# PROVIDED RECORDS
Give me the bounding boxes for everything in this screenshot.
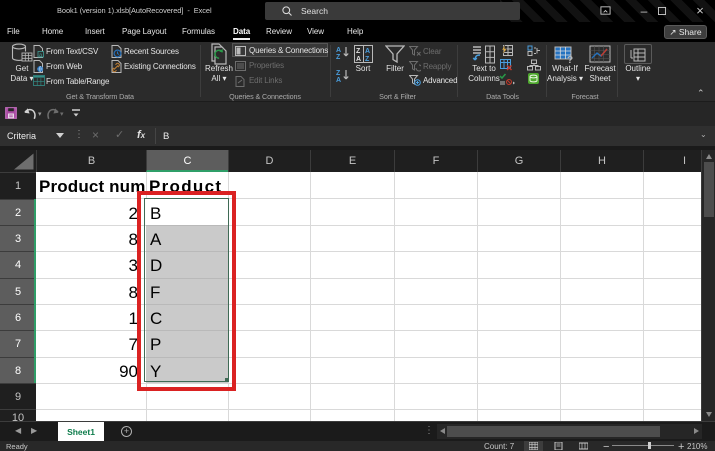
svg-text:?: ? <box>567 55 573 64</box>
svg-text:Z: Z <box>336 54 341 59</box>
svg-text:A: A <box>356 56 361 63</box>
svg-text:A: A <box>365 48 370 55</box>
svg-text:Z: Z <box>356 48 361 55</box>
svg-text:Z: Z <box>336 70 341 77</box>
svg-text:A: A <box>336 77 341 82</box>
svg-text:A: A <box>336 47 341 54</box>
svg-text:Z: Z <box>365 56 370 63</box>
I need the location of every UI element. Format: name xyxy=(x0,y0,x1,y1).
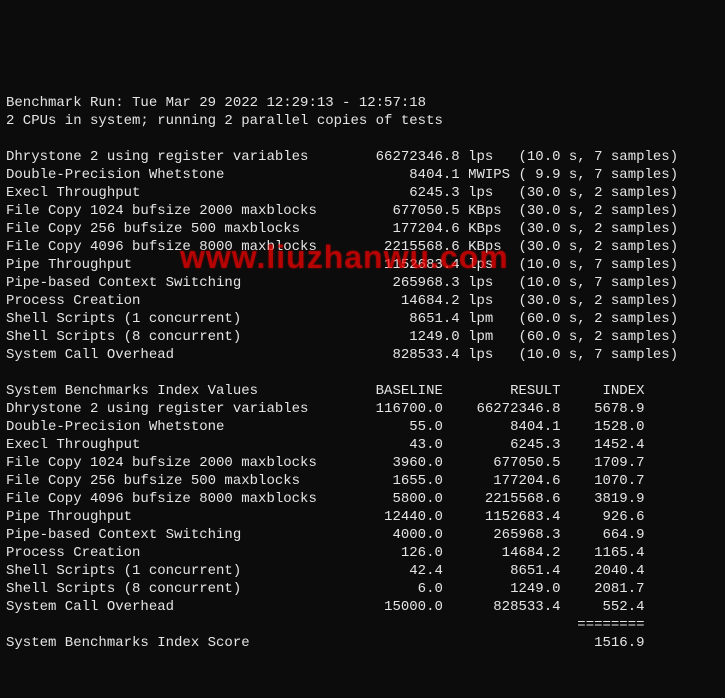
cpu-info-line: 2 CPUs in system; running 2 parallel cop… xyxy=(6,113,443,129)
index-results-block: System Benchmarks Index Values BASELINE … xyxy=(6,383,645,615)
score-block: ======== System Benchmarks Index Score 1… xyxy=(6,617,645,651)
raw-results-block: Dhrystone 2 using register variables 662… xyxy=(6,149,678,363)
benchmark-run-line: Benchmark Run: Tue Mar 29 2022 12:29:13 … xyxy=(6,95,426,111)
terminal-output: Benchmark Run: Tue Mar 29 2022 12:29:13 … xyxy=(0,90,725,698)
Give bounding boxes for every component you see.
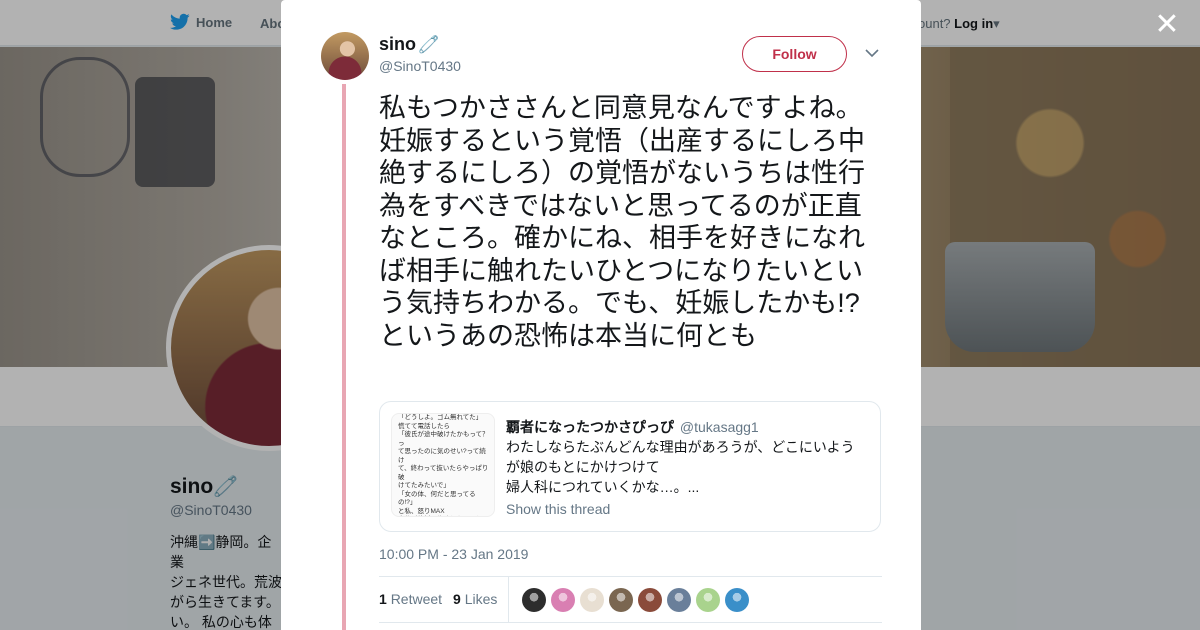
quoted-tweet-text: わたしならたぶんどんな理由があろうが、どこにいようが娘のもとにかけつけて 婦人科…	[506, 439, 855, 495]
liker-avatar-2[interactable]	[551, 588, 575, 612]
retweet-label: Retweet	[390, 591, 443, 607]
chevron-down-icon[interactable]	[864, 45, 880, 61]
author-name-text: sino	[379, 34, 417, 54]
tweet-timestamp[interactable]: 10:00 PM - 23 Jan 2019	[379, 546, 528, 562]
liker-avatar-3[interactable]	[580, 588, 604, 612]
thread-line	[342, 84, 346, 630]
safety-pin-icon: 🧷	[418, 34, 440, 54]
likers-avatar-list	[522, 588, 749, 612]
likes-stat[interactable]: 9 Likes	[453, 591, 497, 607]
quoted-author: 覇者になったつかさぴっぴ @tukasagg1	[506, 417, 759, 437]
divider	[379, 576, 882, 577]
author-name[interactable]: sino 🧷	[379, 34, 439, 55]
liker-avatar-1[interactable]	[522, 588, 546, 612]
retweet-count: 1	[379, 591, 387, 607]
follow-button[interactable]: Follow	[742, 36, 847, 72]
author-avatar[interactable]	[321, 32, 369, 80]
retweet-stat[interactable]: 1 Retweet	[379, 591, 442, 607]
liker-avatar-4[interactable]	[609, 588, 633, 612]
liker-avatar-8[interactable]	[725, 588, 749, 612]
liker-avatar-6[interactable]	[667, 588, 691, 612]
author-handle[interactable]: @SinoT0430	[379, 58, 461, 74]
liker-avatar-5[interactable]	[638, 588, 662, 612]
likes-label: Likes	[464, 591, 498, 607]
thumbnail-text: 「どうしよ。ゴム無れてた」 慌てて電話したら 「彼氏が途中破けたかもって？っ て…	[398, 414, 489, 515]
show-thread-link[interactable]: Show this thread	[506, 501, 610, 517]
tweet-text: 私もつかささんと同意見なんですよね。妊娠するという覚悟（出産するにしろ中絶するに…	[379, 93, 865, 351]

# GIVEN INSTRUCTION
Copy the rows above verbatim, leaving out the pictures.

# ANSWER IN FULL
Give me the bounding boxes for everything in this screenshot.
svg-text:?: ? <box>567 55 573 64</box>
svg-text:Z: Z <box>336 54 341 59</box>
svg-text:A: A <box>356 56 361 63</box>
svg-text:A: A <box>365 48 370 55</box>
svg-text:Z: Z <box>356 48 361 55</box>
svg-text:Z: Z <box>336 70 341 77</box>
svg-text:A: A <box>336 77 341 82</box>
svg-text:A: A <box>336 47 341 54</box>
svg-text:Z: Z <box>365 56 370 63</box>
I need the location of every UI element. Format: name xyxy=(x0,y0,x1,y1).
cpu-info-line: 2 CPUs in system; running 2 parallel cop… xyxy=(6,113,443,129)
index-results-block: System Benchmarks Index Values BASELINE … xyxy=(6,383,645,615)
score-block: ======== System Benchmarks Index Score 1… xyxy=(6,617,645,651)
raw-results-block: Dhrystone 2 using register variables 662… xyxy=(6,149,678,363)
benchmark-run-line: Benchmark Run: Tue Mar 29 2022 12:29:13 … xyxy=(6,95,426,111)
terminal-output: Benchmark Run: Tue Mar 29 2022 12:29:13 … xyxy=(0,90,725,698)
Give bounding boxes for every component you see.
quoted-tweet-text: わたしならたぶんどんな理由があろうが、どこにいようが娘のもとにかけつけて 婦人科…	[506, 439, 855, 495]
liker-avatar-2[interactable]	[551, 588, 575, 612]
retweet-label: Retweet	[390, 591, 443, 607]
chevron-down-icon[interactable]	[864, 45, 880, 61]
author-name-text: sino	[379, 34, 417, 54]
tweet-timestamp[interactable]: 10:00 PM - 23 Jan 2019	[379, 546, 528, 562]
liker-avatar-3[interactable]	[580, 588, 604, 612]
thread-line	[342, 84, 346, 630]
safety-pin-icon: 🧷	[418, 34, 440, 54]
likers-avatar-list	[522, 588, 749, 612]
likes-stat[interactable]: 9 Likes	[453, 591, 497, 607]
quoted-author: 覇者になったつかさぴっぴ @tukasagg1	[506, 417, 759, 437]
divider	[379, 576, 882, 577]
author-name[interactable]: sino 🧷	[379, 34, 439, 55]
liker-avatar-1[interactable]	[522, 588, 546, 612]
retweet-count: 1	[379, 591, 387, 607]
follow-button[interactable]: Follow	[742, 36, 847, 72]
author-avatar[interactable]	[321, 32, 369, 80]
retweet-stat[interactable]: 1 Retweet	[379, 591, 442, 607]
liker-avatar-4[interactable]	[609, 588, 633, 612]
liker-avatar-8[interactable]	[725, 588, 749, 612]
liker-avatar-6[interactable]	[667, 588, 691, 612]
author-handle[interactable]: @SinoT0430	[379, 58, 461, 74]
liker-avatar-5[interactable]	[638, 588, 662, 612]
likes-label: Likes	[464, 591, 498, 607]
thumbnail-text: 「どうしよ。ゴム無れてた」 慌てて電話したら 「彼氏が途中破けたかもって？っ て…	[398, 414, 489, 515]
show-thread-link[interactable]: Show this thread	[506, 501, 610, 517]
tweet-text: 私もつかささんと同意見なんですよね。妊娠するという覚悟（出産するにしろ中絶するに…	[379, 93, 865, 351]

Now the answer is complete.